### What is asked
Reproduce every one of the following records word for word.

### Supplied entries
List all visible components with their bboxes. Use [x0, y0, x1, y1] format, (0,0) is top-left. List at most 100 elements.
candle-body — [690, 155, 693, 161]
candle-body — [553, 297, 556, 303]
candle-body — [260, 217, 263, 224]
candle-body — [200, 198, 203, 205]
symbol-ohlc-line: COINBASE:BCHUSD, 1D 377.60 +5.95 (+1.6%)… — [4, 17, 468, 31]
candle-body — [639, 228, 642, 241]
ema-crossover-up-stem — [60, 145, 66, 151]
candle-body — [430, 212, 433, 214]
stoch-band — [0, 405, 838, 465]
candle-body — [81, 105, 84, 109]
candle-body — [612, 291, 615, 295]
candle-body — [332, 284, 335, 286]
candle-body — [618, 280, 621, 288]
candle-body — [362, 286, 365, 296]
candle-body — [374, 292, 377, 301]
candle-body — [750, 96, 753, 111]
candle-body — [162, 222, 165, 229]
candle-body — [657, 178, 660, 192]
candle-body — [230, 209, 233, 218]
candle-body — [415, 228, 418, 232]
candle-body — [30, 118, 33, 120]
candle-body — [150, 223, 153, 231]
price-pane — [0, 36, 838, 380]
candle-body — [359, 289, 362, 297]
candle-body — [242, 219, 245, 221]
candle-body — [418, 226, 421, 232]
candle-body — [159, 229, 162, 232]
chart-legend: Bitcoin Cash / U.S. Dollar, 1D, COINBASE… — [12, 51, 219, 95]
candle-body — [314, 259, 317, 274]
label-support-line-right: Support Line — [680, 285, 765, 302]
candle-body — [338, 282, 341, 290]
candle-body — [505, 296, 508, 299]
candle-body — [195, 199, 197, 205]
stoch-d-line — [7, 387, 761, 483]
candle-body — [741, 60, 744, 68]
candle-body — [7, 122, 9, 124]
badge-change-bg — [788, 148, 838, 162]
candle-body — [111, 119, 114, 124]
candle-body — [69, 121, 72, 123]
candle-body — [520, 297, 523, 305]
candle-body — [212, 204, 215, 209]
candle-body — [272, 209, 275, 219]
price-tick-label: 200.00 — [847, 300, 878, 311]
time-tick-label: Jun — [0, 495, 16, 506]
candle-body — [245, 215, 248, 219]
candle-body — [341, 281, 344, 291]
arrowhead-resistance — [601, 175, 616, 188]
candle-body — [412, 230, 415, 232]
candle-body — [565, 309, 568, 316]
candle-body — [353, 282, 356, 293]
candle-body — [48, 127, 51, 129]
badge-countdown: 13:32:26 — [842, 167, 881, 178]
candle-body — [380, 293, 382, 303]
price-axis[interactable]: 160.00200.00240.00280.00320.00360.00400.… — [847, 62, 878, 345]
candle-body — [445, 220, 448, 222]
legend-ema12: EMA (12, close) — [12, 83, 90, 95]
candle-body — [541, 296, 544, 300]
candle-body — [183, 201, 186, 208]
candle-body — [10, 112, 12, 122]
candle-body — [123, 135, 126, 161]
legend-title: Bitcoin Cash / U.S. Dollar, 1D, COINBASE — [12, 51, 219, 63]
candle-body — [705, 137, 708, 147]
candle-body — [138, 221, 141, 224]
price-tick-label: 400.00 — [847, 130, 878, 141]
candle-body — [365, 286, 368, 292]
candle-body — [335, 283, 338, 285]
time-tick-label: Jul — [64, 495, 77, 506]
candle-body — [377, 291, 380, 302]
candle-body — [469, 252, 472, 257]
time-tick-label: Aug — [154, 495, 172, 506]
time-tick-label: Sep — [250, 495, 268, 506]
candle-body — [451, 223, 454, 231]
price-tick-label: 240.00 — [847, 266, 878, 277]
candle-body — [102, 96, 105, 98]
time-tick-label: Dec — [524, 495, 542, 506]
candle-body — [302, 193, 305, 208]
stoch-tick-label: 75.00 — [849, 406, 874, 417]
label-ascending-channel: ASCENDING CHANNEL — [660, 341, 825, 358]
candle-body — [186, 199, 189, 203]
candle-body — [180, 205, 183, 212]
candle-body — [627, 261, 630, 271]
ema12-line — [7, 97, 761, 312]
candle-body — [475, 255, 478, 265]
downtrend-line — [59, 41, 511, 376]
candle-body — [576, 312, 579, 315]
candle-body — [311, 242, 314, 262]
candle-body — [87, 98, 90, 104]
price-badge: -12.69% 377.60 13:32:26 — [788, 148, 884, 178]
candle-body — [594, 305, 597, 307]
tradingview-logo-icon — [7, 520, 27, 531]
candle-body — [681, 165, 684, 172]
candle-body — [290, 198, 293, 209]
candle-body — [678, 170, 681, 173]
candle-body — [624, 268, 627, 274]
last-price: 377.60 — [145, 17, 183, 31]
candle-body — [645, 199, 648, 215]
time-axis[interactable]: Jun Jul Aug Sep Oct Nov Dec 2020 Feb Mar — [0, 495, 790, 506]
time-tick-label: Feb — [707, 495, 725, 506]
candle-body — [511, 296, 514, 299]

### The result
List all visible components with their bboxes. Use [x0, y0, x1, y1] format, (0,0) is top-left. List at most 100 elements.
candle-body — [690, 155, 693, 161]
candle-body — [553, 297, 556, 303]
candle-body — [260, 217, 263, 224]
candle-body — [200, 198, 203, 205]
symbol-ohlc-line: COINBASE:BCHUSD, 1D 377.60 +5.95 (+1.6%)… — [4, 17, 468, 31]
candle-body — [639, 228, 642, 241]
ema-crossover-up-stem — [60, 145, 66, 151]
candle-body — [430, 212, 433, 214]
stoch-band — [0, 405, 838, 465]
candle-body — [81, 105, 84, 109]
candle-body — [612, 291, 615, 295]
candle-body — [332, 284, 335, 286]
candle-body — [618, 280, 621, 288]
candle-body — [362, 286, 365, 296]
candle-body — [374, 292, 377, 301]
candle-body — [750, 96, 753, 111]
candle-body — [162, 222, 165, 229]
candle-body — [657, 178, 660, 192]
candle-body — [230, 209, 233, 218]
candle-body — [415, 228, 418, 232]
candle-body — [30, 118, 33, 120]
candle-body — [150, 223, 153, 231]
price-pane — [0, 36, 838, 380]
candle-body — [359, 289, 362, 297]
candle-body — [242, 219, 245, 221]
candle-body — [418, 226, 421, 232]
candle-body — [159, 229, 162, 232]
chart-legend: Bitcoin Cash / U.S. Dollar, 1D, COINBASE… — [12, 51, 219, 95]
candle-body — [314, 259, 317, 274]
label-support-line-right: Support Line — [680, 285, 765, 302]
candle-body — [338, 282, 341, 290]
candle-body — [505, 296, 508, 299]
candle-body — [195, 199, 197, 205]
stoch-d-line — [7, 387, 761, 483]
candle-body — [741, 60, 744, 68]
candle-body — [7, 122, 9, 124]
badge-change-bg — [788, 148, 838, 162]
candle-body — [111, 119, 114, 124]
candle-body — [69, 121, 72, 123]
candle-body — [520, 297, 523, 305]
candle-body — [212, 204, 215, 209]
candle-body — [272, 209, 275, 219]
price-tick-label: 200.00 — [847, 300, 878, 311]
time-tick-label: Jun — [0, 495, 16, 506]
candle-body — [245, 215, 248, 219]
candle-body — [341, 281, 344, 291]
arrowhead-resistance — [601, 175, 616, 188]
candle-body — [412, 230, 415, 232]
candle-body — [565, 309, 568, 316]
candle-body — [353, 282, 356, 293]
candle-body — [48, 127, 51, 129]
badge-countdown: 13:32:26 — [842, 167, 881, 178]
candle-body — [380, 293, 382, 303]
price-axis[interactable]: 160.00200.00240.00280.00320.00360.00400.… — [847, 62, 878, 345]
candle-body — [445, 220, 448, 222]
legend-ema12: EMA (12, close) — [12, 83, 90, 95]
candle-body — [541, 296, 544, 300]
candle-body — [183, 201, 186, 208]
candle-body — [10, 112, 12, 122]
candle-body — [123, 135, 126, 161]
legend-title: Bitcoin Cash / U.S. Dollar, 1D, COINBASE — [12, 51, 219, 63]
candle-body — [705, 137, 708, 147]
candle-body — [138, 221, 141, 224]
price-tick-label: 400.00 — [847, 130, 878, 141]
candle-body — [365, 286, 368, 292]
candle-body — [335, 283, 338, 285]
time-tick-label: Jul — [64, 495, 77, 506]
candle-body — [377, 291, 380, 302]
candle-body — [469, 252, 472, 257]
time-tick-label: Aug — [154, 495, 172, 506]
time-tick-label: Sep — [250, 495, 268, 506]
candle-body — [451, 223, 454, 231]
price-tick-label: 240.00 — [847, 266, 878, 277]
candle-body — [102, 96, 105, 98]
time-tick-label: Dec — [524, 495, 542, 506]
candle-body — [302, 193, 305, 208]
stoch-tick-label: 75.00 — [849, 406, 874, 417]
label-ascending-channel: ASCENDING CHANNEL — [660, 341, 825, 358]
candle-body — [186, 199, 189, 203]
candle-body — [180, 205, 183, 212]
candle-body — [627, 261, 630, 271]
ema12-line — [7, 97, 761, 312]
candle-body — [475, 255, 478, 265]
downtrend-line — [59, 41, 511, 376]
candle-body — [576, 312, 579, 315]
candle-body — [311, 242, 314, 262]
candle-body — [87, 98, 90, 104]
price-badge: -12.69% 377.60 13:32:26 — [788, 148, 884, 178]
candle-body — [594, 305, 597, 307]
tradingview-logo-icon — [7, 520, 27, 531]
candle-body — [681, 165, 684, 172]
candle-body — [290, 198, 293, 209]
candle-body — [678, 170, 681, 173]
candle-body — [624, 268, 627, 274]
last-price: 377.60 — [145, 17, 183, 31]
candle-body — [645, 199, 648, 215]
time-axis[interactable]: Jun Jul Aug Sep Oct Nov Dec 2020 Feb Mar — [0, 495, 790, 506]
time-tick-label: Feb — [707, 495, 725, 506]
candle-body — [511, 296, 514, 299]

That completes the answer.